## Texte retenu
May reporte de deux ans le scénario « cliff edge »

Vendredi, la première ministre britannique Theresa May a prononcé un discours – longuement attendu – à Florence. Les liens commerciaux et culturels entre le Royaume Uni et la ville italienne datent de plusieurs siècles, soit bien avant la naissance du marché unique. On a pu lire entre les lignes que le royaume de sa Majesté souhaitait conserver ses relations étroites avec l’Europe, même après le Brexit.

L’Europe et ses négociateurs, mais aussi et surtout les entreprises britanniques, attendaient ce discours avec impatience. Les entreprises avaient beau n’être pas d’accord, la position de May en début d’année – « il vaut mieux ne pas avoir d’accord qu’un mauvais accord » et « Brexit is hard Brexit » – avait le mérite d’être clair et permettait donc de se préparer. Le scénario catastrophe, le « cliff edge » – qui prévoit qu’en l’absence d’accord, le Royaume Uni sortira de l’union douanière et du marché unique en 2019 – faisait partie des possibilités.

Divorce dur

Depuis les désastreuses élections anticipées, le Royaume Uni manque cruellement de vision claire sur la direction à prendre. On parle désormais de Theresa May comme d’une « dead woman walking ». Boris Johnson, son ministre des Affaires étrangères, pourrait être le Judas de service. Johnson et ses partisans pensent que le Royaume Uni peut conclure suffisamment de traités avec des pays non européens pour compenser les conséquences d’une exclusion du marché unique européen. Un divorce rapide et complet de l’Europe est pour lui la meilleure voie pour « avancer et conclure d’autres accords de libre échange… et arriver à un Royaume Uni réellement mondial ».

## Travail demandé
1. Répondez à ces questions sur le texte consacré au discours de Theresa May.
(a) Dans quelle ville la première ministre britannique a-t-elle prononcé son discours ?
(b) Quel poste Boris Johnson occupe-t-il dans le gouvernement ?
(c) En quelle année le scénario « cliff edge » prévoit-il la sortie du Royaume Uni de l'union douanière et du marché unique ?
2. Poursuivez le texte consacré au discours de Theresa May à la suite de sa dernière phrase.
Le listing n'a aucun rôle dans ce travail.

## Données fournies
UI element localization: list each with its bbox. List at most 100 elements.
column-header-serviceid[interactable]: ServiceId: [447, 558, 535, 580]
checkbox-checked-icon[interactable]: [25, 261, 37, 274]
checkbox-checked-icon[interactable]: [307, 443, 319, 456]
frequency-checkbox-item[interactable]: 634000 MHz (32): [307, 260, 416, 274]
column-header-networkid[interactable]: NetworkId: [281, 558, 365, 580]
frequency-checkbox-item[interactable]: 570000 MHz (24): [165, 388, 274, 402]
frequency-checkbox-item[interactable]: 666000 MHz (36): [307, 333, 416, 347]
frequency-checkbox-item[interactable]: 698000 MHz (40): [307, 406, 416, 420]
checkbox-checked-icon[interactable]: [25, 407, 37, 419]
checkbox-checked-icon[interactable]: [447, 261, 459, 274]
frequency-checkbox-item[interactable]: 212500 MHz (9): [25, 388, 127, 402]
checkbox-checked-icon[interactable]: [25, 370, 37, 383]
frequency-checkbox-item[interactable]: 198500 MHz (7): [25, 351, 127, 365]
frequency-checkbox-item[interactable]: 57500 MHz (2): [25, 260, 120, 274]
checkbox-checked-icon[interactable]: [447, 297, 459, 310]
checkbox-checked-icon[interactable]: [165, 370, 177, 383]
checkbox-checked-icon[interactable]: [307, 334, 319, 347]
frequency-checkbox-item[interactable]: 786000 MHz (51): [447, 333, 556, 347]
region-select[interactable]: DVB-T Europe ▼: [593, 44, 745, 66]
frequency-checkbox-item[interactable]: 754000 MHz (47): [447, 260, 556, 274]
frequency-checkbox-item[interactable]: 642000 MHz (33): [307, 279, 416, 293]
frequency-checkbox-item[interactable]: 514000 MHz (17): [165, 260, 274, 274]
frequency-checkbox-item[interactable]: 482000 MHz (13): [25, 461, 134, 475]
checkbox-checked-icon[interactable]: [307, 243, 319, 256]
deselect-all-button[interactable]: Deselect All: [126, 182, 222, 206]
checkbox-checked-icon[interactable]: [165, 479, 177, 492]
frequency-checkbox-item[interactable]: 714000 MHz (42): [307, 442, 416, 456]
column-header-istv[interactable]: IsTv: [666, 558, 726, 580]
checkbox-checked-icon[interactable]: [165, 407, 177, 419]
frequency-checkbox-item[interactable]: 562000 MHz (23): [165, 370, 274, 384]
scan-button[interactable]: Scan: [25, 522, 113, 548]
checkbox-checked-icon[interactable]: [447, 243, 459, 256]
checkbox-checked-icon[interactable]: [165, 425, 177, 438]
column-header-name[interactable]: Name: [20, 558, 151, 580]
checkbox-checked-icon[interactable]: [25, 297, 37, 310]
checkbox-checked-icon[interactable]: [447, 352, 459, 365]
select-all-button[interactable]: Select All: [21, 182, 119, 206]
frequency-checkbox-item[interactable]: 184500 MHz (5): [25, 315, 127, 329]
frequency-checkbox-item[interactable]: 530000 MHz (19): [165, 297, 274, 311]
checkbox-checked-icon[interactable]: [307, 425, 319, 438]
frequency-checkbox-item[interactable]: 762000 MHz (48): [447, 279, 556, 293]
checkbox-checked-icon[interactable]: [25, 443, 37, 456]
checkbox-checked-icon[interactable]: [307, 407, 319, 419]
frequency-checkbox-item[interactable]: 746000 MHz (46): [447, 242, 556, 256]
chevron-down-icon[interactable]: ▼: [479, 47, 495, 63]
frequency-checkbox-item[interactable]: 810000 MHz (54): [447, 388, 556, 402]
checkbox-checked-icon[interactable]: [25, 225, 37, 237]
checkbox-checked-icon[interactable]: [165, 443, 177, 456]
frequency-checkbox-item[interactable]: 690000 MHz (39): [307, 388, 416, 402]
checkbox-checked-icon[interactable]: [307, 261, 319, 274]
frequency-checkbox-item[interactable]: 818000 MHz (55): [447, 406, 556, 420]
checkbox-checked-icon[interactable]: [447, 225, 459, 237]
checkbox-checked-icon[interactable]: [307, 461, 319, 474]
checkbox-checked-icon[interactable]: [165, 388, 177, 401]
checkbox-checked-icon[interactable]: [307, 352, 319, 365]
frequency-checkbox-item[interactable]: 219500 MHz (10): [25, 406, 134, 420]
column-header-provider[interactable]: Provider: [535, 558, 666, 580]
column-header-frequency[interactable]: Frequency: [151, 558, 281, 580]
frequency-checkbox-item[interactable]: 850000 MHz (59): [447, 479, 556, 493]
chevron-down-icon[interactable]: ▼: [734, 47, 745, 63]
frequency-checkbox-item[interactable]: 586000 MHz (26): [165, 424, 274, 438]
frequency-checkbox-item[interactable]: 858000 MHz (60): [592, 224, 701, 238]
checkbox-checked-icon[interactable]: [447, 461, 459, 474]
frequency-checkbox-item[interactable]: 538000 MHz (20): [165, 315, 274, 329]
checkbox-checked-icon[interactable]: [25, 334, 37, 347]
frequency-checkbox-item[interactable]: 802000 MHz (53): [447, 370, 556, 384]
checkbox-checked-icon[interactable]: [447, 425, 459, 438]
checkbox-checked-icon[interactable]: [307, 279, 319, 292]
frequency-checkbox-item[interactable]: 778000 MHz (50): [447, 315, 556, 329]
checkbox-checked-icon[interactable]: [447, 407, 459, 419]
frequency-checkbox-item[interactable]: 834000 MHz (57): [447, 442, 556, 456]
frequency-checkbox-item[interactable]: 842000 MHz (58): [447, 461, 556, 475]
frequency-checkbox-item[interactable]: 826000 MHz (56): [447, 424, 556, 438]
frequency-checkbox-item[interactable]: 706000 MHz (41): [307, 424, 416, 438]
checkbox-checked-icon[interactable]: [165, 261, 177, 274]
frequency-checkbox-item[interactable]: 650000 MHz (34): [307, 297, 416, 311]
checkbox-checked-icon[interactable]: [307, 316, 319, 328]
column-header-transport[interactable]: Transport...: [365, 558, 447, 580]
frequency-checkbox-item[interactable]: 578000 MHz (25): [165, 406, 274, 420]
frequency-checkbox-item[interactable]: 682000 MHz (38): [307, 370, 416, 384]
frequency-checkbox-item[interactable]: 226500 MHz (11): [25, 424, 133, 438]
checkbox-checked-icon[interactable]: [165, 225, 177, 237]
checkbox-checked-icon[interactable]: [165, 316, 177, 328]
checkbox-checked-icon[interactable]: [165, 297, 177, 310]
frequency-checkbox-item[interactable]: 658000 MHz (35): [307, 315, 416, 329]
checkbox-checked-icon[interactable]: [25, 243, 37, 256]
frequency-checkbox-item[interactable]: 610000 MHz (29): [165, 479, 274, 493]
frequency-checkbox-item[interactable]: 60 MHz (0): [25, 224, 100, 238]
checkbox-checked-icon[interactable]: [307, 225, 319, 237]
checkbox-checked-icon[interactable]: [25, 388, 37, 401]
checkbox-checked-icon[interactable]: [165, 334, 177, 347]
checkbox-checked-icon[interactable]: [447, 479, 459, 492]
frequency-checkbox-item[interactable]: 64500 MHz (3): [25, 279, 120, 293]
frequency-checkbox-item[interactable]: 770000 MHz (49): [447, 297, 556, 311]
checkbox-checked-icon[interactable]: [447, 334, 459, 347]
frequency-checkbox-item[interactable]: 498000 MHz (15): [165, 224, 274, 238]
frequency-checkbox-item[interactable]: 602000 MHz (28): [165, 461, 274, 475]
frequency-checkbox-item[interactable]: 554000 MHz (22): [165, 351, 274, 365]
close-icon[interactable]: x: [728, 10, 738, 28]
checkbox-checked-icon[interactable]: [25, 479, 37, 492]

## Corrigé des exercices
1.
(a) À Florence.
(b) Il est ministre des Affaires étrangères.
(c) En 2019.

2.
Un tel divorce dur entraînera une facture salée. Le SPF Economie a calculé que les importateurs belges devraient payer un montant supplémentaire de droits de douane de 670 millions d’euros sur les biens importés du Royaume Uni. Pour les exportateurs belges, le supplément de coût pourrait s’élever à 1,6 milliard d’euros. De nombreux conservateurs, y compris le ministre des Finances britannique, Philip Hammond (défenseur du « Remain »), craignent également une hécatombe commerciale en cas de Brexit dur. Ils plaident pour que leur pays négocie un traité qui ressemble autant que possible aux conditions actuelles d’adhésion au marché unique et à l’union douanière, et ne considèrent pas la conclusion d’accords avec des partenaires non Européens comme prioritaire.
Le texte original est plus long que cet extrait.